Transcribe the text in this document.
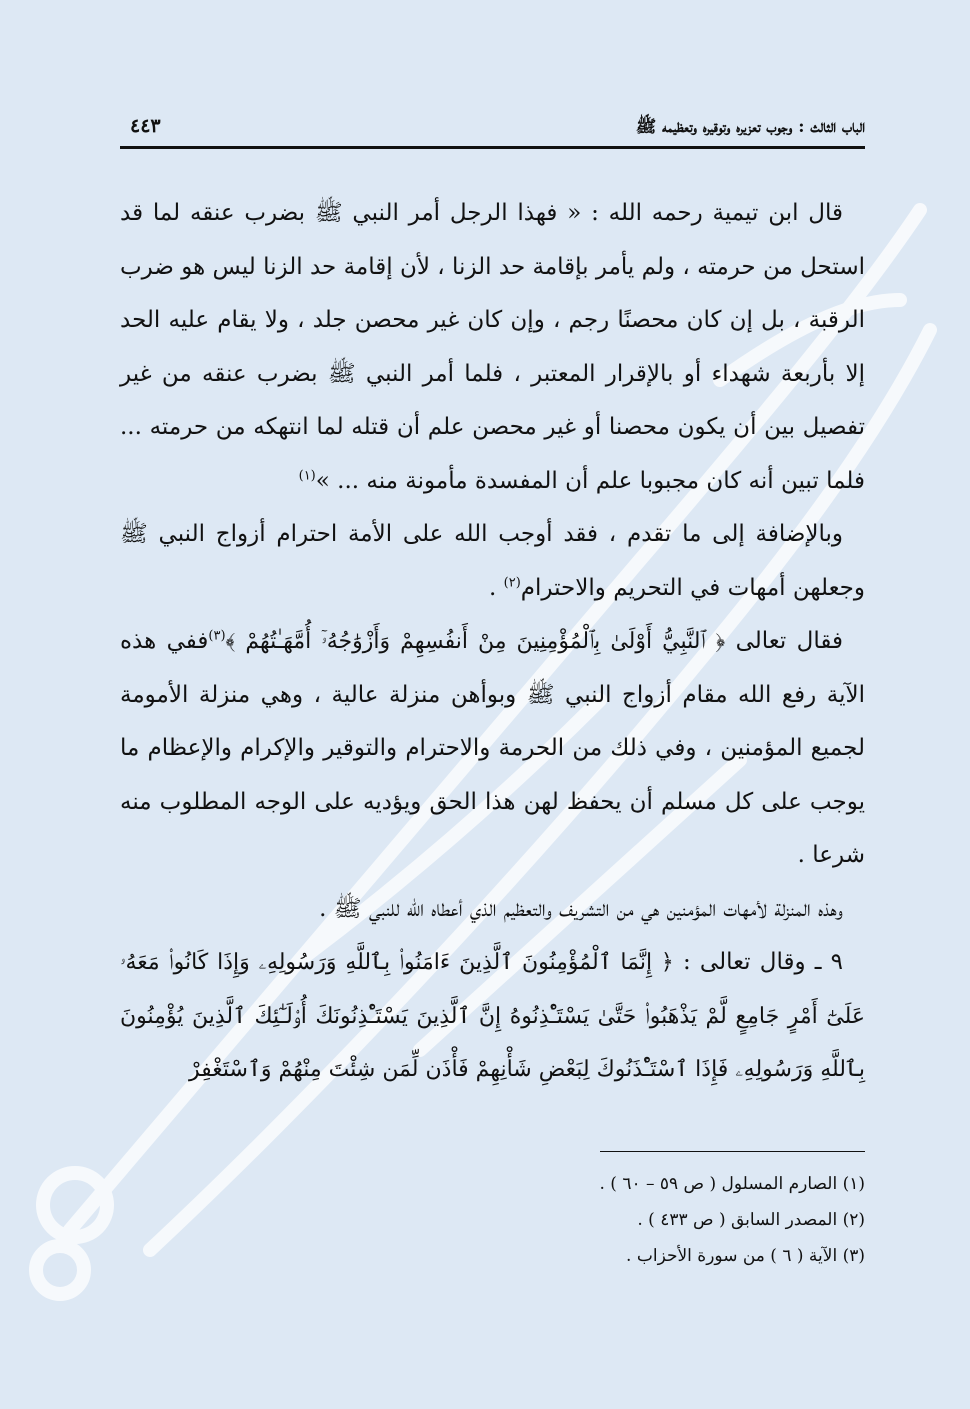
الباب الثالث : وجوب تعزيره وتوقيره وتعظيمه ﷺ
٤٤٣

قال ابن تيمية رحمه الله : « فهذا الرجل أمر النبي ﷺ بضرب عنقه لما قد استحل من حرمته ، ولم يأمر بإقامة حد الزنا ، لأن إقامة حد الزنا ليس هو ضرب الرقبة ، بل إن كان محصنًا رجم ، وإن كان غير محصن جلد ، ولا يقام عليه الحد إلا بأربعة شهداء أو بالإقرار المعتبر ، فلما أمر النبي ﷺ بضرب عنقه من غير تفصيل بين أن يكون محصنا أو غير محصن علم أن قتله لما انتهكه من حرمته ... فلما تبين أنه كان مجبوبا علم أن المفسدة مأمونة منه ... »$^{(١)}$

وبالإضافة إلى ما تقدم ، فقد أوجب الله على الأمة احترام أزواج النبي ﷺ وجعلهن أمهات في التحريم والاحترام$^{(٢)}$ .

فقال تعالى ﴿ ٱلنَّبِيُّ أَوْلَىٰ بِٱلْمُؤْمِنِينَ مِنْ أَنفُسِهِمْ وَأَزْوَٰجُهُۥٓ أُمَّهَـٰتُهُمْ ﴾$^{(٣)}$ففي هذه الآية رفع الله مقام أزواج النبي ﷺ وبوأهن منزلة عالية ، وهي منزلة الأمومة لجميع المؤمنين ، وفي ذلك من الحرمة والاحترام والتوقير والإكرام والإعظام ما يوجب على كل مسلم أن يحفظ لهن هذا الحق ويؤديه على الوجه المطلوب منه شرعا .

وهذه المنزلة لأمهات المؤمنين هي من التشريف والتعظيم الذي أعطاه الله للنبي ﷺ .

٩ ـ وقال تعالى : ﴿ إِنَّمَا ٱلْمُؤْمِنُونَ ٱلَّذِينَ ءَامَنُوا۟ بِٱللَّهِ وَرَسُولِهِۦ وَإِذَا كَانُوا۟ مَعَهُۥ عَلَىٰٓ أَمْرٍ جَامِعٍ لَّمْ يَذْهَبُوا۟ حَتَّىٰ يَسْتَـْٔذِنُوهُ إِنَّ ٱلَّذِينَ يَسْتَـْٔذِنُونَكَ أُو۟لَـٰٓئِكَ ٱلَّذِينَ يُؤْمِنُونَ بِٱللَّهِ وَرَسُولِهِۦ فَإِذَا ٱسْتَـْٔذَنُوكَ لِبَعْضِ شَأْنِهِمْ فَأْذَن لِّمَن شِئْتَ مِنْهُمْ وَٱسْتَغْفِرْ

(١) الصارم المسلول ( ص ٥٩ – ٦٠ ) .

(٢) المصدر السابق ( ص ٤٣٣ ) .

(٣) الآية ( ٦ ) من سورة الأحزاب .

________________________________________

**Objective:**
Pictures are to be left out; repeat all the remaining data exactly.

**Exercise response:**
Transcribe the text in this document.
الباب الثالث : وجوب تعزيره وتوقيره وتعظيمه ﷺ
٤٤٣

قال ابن تيمية رحمه الله : « فهذا الرجل أمر النبي ﷺ بضرب عنقه لما قد استحل من حرمته ، ولم يأمر بإقامة حد الزنا ، لأن إقامة حد الزنا ليس هو ضرب الرقبة ، بل إن كان محصنًا رجم ، وإن كان غير محصن جلد ، ولا يقام عليه الحد إلا بأربعة شهداء أو بالإقرار المعتبر ، فلما أمر النبي ﷺ بضرب عنقه من غير تفصيل بين أن يكون محصنا أو غير محصن علم أن قتله لما انتهكه من حرمته ... فلما تبين أنه كان مجبوبا علم أن المفسدة مأمونة منه ... »$^{(١)}$

وبالإضافة إلى ما تقدم ، فقد أوجب الله على الأمة احترام أزواج النبي ﷺ وجعلهن أمهات في التحريم والاحترام$^{(٢)}$ .

فقال تعالى ﴿ ٱلنَّبِيُّ أَوْلَىٰ بِٱلْمُؤْمِنِينَ مِنْ أَنفُسِهِمْ وَأَزْوَٰجُهُۥٓ أُمَّهَـٰتُهُمْ ﴾$^{(٣)}$ففي هذه الآية رفع الله مقام أزواج النبي ﷺ وبوأهن منزلة عالية ، وهي منزلة الأمومة لجميع المؤمنين ، وفي ذلك من الحرمة والاحترام والتوقير والإكرام والإعظام ما يوجب على كل مسلم أن يحفظ لهن هذا الحق ويؤديه على الوجه المطلوب منه شرعا .

وهذه المنزلة لأمهات المؤمنين هي من التشريف والتعظيم الذي أعطاه الله للنبي ﷺ .

٩ ـ وقال تعالى : ﴿ إِنَّمَا ٱلْمُؤْمِنُونَ ٱلَّذِينَ ءَامَنُوا۟ بِٱللَّهِ وَرَسُولِهِۦ وَإِذَا كَانُوا۟ مَعَهُۥ عَلَىٰٓ أَمْرٍ جَامِعٍ لَّمْ يَذْهَبُوا۟ حَتَّىٰ يَسْتَـْٔذِنُوهُ إِنَّ ٱلَّذِينَ يَسْتَـْٔذِنُونَكَ أُو۟لَـٰٓئِكَ ٱلَّذِينَ يُؤْمِنُونَ بِٱللَّهِ وَرَسُولِهِۦ فَإِذَا ٱسْتَـْٔذَنُوكَ لِبَعْضِ شَأْنِهِمْ فَأْذَن لِّمَن شِئْتَ مِنْهُمْ وَٱسْتَغْفِرْ

(١) الصارم المسلول ( ص ٥٩ – ٦٠ ) .

(٢) المصدر السابق ( ص ٤٣٣ ) .

(٣) الآية ( ٦ ) من سورة الأحزاب .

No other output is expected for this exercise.